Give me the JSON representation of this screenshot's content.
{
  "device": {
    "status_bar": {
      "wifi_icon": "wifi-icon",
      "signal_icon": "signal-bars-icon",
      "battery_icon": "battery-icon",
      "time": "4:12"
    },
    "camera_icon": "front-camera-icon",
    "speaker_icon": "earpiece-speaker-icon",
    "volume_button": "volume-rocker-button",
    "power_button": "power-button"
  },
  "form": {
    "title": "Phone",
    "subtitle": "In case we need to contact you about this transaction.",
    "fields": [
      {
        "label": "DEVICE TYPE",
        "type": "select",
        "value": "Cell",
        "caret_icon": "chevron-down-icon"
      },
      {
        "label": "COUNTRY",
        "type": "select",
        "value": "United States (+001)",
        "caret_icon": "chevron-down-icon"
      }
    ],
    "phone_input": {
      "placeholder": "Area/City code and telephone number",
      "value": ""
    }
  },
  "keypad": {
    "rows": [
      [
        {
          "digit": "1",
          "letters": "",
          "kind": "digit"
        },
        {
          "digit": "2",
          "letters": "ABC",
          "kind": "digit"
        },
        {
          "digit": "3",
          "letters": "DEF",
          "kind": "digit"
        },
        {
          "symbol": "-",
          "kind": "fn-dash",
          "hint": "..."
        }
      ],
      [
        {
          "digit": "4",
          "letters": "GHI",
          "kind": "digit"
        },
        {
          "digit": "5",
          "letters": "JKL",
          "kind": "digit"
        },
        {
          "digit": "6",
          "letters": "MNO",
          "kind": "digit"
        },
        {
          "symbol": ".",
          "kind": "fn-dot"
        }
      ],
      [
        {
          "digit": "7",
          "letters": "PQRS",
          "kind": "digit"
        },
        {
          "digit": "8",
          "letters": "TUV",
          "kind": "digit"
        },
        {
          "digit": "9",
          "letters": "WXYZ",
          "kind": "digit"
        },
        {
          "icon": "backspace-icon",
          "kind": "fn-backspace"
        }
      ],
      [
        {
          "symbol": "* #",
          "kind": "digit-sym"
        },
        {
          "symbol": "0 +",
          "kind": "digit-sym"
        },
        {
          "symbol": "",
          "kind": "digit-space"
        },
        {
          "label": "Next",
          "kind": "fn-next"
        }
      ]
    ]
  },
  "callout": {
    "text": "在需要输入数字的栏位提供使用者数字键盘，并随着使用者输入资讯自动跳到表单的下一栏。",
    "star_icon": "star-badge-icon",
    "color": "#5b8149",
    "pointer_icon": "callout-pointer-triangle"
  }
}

YOUR OBJECTIVE:
Filter for "symbol". Return all lines that hold it.

SOLUTION FOR THIS PROBLEM:
          "symbol": "-",
          "symbol": ".",
          "symbol": "* #",
          "symbol": "0 +",
          "symbol": "",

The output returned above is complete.